→ Task requirements
• A. Decide whether each statement agrees with the text about Flightradar24: (i) the service is community-driven, (ii) the ADS-B transponder broadcasts on an encrypted radio frequency, and (iii) only a select group may join the project. For each one, answer yes or no and quote the words of the text that settle it.
• B. On what radio frequency does the ADS-B transponder send flight telemetry, according to the text about Flightradar24?
• C. Write a continuation of the text about Flightradar24 that picks up right after its final sentence.

→ Text provided
· · · ·
I’m going to hazard a guess and say that everyone whose friends or family have ever flown on a plane, have used Flightradar24 — a free and convenient service for tracking flights in real time.
But, if my friends are any indication, very few people know that the service is community-driven and is supported by a group of enthusiasts gathering and sending data. Even fewer people know that anyone can join the project — including you.
Let’s see how Flightradar and similar other services works.
The first question is always “where the data comes from”.
Every civilian airliner is equipped with a special device — the so-caller ADS-B (Automatic Dependent Surveillance-Broadcast) transponder, on the photo, is a box with a «1200» label on it:
(photo from Garmin)
This transponder sends various flight telemetry — airplane type, its coordinates, destination etc, using the 1090MHz unencrypted radio frequency.
· · · ·
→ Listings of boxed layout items
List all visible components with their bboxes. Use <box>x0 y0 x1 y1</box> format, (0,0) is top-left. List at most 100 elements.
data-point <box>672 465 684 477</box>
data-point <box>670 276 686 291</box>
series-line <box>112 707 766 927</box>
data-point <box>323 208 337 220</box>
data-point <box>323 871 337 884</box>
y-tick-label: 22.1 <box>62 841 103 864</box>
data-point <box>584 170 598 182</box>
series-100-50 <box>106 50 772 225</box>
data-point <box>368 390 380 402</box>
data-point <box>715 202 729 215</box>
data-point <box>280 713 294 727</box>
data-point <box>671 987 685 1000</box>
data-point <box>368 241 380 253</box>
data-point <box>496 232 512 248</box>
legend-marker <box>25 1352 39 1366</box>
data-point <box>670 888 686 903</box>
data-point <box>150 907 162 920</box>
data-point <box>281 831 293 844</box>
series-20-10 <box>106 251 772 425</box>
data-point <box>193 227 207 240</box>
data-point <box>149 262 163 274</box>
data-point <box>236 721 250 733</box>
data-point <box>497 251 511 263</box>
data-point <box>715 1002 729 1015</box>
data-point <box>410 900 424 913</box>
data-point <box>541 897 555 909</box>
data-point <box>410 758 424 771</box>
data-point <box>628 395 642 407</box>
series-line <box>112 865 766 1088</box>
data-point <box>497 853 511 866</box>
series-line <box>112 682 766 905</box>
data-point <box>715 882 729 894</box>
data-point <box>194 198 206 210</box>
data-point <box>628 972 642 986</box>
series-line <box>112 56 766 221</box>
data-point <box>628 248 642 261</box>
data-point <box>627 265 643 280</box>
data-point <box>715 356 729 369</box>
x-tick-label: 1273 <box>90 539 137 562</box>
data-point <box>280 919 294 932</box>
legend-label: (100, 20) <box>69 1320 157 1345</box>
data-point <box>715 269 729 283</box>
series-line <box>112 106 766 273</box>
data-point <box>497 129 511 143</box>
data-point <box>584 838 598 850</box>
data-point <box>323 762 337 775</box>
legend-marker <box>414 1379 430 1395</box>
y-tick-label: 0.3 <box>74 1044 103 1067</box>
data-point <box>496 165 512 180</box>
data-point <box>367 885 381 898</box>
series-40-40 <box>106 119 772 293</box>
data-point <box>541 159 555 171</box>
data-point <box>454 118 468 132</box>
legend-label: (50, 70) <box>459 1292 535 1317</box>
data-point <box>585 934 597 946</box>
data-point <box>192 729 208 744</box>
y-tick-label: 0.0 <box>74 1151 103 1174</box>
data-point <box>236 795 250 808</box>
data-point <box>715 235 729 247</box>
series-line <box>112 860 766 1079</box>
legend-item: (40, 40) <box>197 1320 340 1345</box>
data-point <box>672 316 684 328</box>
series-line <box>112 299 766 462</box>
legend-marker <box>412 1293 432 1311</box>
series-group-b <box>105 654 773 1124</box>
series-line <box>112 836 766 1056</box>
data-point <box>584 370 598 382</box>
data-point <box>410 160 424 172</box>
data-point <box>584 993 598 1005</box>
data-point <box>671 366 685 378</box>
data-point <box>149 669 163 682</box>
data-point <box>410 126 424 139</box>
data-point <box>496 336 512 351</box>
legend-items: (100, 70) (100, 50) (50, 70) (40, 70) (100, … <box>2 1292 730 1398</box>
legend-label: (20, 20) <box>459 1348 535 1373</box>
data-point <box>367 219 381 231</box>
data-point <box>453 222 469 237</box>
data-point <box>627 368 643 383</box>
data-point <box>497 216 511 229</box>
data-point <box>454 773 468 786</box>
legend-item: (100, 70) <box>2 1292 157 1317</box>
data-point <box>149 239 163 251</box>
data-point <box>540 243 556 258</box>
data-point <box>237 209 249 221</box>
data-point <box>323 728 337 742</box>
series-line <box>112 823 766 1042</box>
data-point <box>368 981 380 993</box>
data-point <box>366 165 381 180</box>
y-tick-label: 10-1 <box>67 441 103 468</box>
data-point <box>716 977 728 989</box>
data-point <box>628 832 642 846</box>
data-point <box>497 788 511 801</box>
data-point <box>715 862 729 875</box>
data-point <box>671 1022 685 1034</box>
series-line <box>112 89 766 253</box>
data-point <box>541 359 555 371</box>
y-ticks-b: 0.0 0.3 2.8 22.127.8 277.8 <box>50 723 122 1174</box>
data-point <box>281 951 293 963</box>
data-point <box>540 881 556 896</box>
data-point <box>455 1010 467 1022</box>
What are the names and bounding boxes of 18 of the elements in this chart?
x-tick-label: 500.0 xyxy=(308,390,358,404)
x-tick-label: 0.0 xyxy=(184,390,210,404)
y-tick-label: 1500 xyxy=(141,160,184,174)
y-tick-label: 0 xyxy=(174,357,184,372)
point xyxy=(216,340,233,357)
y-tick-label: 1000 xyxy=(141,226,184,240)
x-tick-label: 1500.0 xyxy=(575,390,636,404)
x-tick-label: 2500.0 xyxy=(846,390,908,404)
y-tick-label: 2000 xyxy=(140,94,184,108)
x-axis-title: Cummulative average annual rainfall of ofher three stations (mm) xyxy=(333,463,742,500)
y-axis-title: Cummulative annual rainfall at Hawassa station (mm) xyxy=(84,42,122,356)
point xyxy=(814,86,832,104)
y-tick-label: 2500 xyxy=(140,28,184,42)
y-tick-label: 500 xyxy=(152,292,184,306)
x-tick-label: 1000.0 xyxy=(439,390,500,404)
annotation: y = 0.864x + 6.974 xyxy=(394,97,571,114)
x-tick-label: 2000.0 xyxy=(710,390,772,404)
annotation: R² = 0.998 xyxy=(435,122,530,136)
· · · ·
→ Answers per task
• A.
(i) Yes: "the service is community-driven and is supported by a group of enthusiasts gathering and sending data"
(ii) No: "using the 1090MHz unencrypted radio frequency"
(iii) No: "anyone can join the project — including you"

• B. 1090MHz

• C.
That’s how the signal looks:
And this is a data structure:
The signal is transmitting with a high speed 1MB/s, so it takes only 0.00012sec to transmit the data, in the speaker we can hear only a very short 'click', if we'll try to listen this. But with the proper hardware the signal is very easy to decode. All we need is an RTL-SDR receiver (that costs around $15) connected to a PC.
The idea is pretty clear by that point — if you have a lot of receivers and gather data from all of them, you can see this:
And that’s not all. Some planes transmit telemetry packets without GPS coordinates. But if you receive data from a lot of planes that do broadcast their location, then you can triangulate the position of the unknown aircraft by analyzing ping delays from different receivers. The technology is called multilateration (MLAT) and you can learn more about it here.
And finally, the last question — how do this services actually receiving the data. With the equipment being pretty cheap (from $50 to downright free), anyone can send it. Flightradar is not publishing their coverage, but we can see the receivers map of another 'competitor' service — Flightaware.
As we can see, some countries are covered very sparsely, so some contributions can actually make a difference.
Let's get started!
To set it up you need:
You would want to set everything up in a place with clear view of at least part of the sky, since signals of that high of a frequency get absorbed by things like houses or trees.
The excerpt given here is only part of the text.